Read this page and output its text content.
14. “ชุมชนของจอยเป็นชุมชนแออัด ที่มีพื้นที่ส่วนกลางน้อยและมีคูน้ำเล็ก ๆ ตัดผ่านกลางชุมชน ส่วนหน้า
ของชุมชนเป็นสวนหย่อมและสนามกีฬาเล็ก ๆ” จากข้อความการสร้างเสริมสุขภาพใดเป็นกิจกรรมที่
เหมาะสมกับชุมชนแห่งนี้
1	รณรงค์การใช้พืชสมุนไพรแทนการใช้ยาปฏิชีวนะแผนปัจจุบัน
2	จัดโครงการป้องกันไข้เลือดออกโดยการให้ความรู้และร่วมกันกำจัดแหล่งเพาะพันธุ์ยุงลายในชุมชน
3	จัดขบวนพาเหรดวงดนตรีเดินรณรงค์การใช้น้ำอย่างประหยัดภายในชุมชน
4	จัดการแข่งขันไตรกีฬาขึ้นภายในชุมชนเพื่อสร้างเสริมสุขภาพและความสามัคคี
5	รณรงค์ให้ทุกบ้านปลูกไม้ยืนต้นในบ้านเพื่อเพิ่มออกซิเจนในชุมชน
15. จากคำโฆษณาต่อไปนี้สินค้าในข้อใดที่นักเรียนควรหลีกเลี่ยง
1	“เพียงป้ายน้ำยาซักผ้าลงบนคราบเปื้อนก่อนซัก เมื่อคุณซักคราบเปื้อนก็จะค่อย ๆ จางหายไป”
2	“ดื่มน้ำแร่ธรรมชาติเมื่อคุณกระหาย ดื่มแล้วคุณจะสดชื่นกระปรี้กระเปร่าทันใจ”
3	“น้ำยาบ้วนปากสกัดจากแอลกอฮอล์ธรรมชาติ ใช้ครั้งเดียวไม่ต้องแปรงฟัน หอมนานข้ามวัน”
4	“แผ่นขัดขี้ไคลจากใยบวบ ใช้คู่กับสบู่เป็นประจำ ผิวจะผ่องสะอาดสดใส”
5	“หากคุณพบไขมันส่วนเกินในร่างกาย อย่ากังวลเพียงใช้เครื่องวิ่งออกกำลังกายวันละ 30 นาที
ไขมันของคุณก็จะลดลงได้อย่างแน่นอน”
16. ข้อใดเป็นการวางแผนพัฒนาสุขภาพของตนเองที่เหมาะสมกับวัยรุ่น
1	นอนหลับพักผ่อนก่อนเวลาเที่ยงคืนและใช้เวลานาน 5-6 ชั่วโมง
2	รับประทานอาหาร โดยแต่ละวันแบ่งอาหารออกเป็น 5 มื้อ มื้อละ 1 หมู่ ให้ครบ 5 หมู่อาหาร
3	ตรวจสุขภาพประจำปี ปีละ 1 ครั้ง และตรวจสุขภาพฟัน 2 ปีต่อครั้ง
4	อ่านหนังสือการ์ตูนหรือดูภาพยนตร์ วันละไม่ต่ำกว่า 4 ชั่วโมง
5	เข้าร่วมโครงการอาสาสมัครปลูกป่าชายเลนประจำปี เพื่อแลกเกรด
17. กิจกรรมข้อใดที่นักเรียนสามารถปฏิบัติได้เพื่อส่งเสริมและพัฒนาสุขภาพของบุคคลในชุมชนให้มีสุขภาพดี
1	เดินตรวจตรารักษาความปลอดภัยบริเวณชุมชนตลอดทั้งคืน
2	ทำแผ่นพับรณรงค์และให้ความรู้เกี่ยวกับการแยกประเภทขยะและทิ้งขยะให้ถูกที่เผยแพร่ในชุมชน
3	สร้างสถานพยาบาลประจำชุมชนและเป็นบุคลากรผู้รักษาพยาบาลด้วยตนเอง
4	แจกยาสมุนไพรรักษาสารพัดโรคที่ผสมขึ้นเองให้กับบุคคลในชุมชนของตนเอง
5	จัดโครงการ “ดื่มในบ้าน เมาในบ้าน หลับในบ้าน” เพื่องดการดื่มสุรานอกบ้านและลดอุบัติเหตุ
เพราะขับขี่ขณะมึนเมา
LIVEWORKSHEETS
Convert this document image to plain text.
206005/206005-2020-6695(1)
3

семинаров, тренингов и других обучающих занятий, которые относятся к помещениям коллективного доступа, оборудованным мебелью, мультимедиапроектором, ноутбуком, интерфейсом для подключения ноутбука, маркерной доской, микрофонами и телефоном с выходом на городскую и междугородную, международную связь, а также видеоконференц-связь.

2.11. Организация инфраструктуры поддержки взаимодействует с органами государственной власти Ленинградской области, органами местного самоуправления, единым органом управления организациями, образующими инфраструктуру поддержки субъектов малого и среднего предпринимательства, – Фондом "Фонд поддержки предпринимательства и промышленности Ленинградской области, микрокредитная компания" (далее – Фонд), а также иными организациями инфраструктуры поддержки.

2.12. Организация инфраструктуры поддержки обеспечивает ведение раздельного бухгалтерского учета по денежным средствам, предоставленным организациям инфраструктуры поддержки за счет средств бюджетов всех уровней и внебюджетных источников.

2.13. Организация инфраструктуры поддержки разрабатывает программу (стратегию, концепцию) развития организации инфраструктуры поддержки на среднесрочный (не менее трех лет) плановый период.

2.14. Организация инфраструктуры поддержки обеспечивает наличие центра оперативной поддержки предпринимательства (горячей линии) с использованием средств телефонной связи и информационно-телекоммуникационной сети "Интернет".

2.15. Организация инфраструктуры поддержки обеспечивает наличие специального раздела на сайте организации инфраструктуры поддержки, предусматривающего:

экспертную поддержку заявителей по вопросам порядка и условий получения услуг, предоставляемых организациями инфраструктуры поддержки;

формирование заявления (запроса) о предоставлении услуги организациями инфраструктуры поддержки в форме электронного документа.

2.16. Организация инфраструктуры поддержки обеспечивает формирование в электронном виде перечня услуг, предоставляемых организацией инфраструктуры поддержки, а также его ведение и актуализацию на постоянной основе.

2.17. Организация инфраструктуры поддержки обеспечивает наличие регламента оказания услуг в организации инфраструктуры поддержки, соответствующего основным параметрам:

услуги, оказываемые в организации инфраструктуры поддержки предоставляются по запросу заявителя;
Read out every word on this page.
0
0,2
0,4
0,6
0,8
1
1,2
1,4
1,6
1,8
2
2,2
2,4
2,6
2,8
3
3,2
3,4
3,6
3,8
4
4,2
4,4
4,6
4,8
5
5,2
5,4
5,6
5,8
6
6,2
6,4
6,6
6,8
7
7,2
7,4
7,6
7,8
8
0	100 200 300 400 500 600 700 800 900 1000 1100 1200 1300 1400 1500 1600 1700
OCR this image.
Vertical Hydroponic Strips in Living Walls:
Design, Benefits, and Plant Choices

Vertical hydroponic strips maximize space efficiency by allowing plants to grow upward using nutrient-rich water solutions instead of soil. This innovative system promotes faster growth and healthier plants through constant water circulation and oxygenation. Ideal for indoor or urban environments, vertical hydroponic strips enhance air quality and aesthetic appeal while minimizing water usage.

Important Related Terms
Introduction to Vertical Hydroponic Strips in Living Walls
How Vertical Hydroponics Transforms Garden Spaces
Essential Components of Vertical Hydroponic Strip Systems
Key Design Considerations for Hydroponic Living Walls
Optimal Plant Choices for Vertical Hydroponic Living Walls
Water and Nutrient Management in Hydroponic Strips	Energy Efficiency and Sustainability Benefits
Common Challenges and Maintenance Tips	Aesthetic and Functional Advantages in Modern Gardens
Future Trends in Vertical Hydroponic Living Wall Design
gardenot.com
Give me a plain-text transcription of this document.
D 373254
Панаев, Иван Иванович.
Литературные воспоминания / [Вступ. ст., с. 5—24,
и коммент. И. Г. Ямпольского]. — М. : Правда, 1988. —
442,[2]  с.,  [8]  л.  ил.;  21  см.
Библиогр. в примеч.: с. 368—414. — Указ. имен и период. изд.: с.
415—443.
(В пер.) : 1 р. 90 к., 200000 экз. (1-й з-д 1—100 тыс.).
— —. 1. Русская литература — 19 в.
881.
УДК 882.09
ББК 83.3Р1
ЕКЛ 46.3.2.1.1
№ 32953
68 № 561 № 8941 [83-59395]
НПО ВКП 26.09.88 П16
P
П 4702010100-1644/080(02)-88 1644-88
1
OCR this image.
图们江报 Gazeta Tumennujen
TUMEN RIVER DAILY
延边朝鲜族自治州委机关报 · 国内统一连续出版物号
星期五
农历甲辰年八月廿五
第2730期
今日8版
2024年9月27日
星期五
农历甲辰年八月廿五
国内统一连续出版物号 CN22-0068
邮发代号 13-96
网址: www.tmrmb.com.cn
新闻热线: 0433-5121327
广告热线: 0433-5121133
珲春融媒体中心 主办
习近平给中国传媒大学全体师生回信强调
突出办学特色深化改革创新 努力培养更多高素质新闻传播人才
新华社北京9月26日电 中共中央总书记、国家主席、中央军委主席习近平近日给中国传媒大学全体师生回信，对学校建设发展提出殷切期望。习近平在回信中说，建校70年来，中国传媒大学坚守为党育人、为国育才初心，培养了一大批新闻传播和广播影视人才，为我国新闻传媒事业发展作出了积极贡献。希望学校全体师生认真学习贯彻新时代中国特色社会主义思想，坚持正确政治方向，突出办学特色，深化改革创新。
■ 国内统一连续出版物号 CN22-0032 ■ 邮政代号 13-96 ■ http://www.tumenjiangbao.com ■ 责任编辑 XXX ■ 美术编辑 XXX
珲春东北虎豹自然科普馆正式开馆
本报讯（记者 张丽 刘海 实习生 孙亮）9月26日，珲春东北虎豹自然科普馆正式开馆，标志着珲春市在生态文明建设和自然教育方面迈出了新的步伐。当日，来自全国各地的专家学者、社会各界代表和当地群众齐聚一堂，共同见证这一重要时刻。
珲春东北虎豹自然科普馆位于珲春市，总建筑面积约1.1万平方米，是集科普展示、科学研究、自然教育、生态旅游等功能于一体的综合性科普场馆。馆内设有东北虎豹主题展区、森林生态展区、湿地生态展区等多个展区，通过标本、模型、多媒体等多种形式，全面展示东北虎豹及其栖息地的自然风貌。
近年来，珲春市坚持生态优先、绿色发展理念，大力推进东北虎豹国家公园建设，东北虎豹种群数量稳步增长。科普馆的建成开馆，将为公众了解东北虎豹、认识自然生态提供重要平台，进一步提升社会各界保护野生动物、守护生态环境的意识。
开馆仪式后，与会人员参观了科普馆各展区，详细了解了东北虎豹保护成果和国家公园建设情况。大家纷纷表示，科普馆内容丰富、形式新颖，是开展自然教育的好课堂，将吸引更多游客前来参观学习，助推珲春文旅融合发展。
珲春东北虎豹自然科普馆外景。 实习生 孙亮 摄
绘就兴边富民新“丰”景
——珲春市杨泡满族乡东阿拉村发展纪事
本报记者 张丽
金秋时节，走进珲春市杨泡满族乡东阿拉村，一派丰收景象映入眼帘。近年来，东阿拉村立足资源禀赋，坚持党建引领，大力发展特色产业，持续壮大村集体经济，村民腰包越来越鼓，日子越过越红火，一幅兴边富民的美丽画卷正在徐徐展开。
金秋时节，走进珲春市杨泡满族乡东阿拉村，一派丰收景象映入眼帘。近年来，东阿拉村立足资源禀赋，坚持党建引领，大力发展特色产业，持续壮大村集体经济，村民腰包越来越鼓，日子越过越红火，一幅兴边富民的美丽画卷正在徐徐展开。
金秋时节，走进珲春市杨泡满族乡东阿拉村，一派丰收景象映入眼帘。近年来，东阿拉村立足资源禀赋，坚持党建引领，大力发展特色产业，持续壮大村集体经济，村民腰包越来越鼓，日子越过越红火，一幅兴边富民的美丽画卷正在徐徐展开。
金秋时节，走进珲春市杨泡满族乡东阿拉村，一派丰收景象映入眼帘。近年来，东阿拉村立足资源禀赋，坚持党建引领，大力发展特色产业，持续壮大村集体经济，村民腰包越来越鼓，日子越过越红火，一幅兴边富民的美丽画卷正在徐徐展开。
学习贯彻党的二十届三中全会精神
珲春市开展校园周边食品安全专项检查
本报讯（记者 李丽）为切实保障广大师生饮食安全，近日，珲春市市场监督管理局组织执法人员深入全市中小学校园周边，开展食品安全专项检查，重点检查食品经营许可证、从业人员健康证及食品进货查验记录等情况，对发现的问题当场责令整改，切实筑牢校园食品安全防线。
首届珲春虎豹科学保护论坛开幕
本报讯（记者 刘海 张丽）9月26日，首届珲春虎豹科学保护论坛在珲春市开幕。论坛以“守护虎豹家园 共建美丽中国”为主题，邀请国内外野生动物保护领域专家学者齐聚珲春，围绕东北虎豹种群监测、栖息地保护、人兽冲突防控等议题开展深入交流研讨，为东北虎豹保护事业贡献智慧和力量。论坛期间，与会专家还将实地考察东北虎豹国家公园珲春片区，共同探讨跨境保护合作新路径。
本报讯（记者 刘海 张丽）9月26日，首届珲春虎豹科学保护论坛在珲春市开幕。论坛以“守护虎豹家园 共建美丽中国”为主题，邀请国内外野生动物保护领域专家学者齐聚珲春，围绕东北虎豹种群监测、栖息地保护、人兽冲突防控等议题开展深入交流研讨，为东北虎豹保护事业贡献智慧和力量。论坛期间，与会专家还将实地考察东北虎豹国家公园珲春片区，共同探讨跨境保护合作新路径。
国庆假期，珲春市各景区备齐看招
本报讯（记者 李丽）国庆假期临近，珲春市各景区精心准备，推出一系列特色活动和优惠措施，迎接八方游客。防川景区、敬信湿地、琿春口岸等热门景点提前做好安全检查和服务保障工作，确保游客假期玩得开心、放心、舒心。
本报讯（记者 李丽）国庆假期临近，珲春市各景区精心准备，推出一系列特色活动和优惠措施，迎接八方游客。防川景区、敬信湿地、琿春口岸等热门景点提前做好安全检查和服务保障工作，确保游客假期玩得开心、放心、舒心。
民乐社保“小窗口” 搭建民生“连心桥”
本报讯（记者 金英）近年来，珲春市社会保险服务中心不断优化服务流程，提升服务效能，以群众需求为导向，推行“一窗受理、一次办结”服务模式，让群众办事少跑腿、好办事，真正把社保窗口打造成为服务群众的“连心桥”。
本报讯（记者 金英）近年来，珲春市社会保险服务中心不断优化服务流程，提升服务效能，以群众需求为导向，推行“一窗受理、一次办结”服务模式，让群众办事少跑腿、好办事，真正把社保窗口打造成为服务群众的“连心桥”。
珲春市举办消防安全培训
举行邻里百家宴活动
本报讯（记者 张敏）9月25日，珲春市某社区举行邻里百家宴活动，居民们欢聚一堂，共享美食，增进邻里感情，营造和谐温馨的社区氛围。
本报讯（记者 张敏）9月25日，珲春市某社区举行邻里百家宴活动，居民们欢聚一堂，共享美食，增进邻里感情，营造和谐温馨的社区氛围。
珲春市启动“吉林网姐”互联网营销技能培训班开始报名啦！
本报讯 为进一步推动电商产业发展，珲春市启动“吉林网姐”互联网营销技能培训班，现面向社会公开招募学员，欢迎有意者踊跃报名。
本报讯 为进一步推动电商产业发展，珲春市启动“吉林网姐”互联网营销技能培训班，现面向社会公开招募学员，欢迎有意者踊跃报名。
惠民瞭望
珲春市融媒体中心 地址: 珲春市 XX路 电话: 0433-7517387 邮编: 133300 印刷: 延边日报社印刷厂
----------
### [Exercise directions]
Look through the data and show every line containing "国内统一连续出版物号".

### [Written solution]
延边朝鲜族自治州委机关报 · 国内统一连续出版物号
国内统一连续出版物号 CN22-0068
■ 国内统一连续出版物号 CN22-0032 ■ 邮政代号 13-96 ■ http://www.tumenjiangbao.com ■ 责任编辑 XXX ■ 美术编辑 XXX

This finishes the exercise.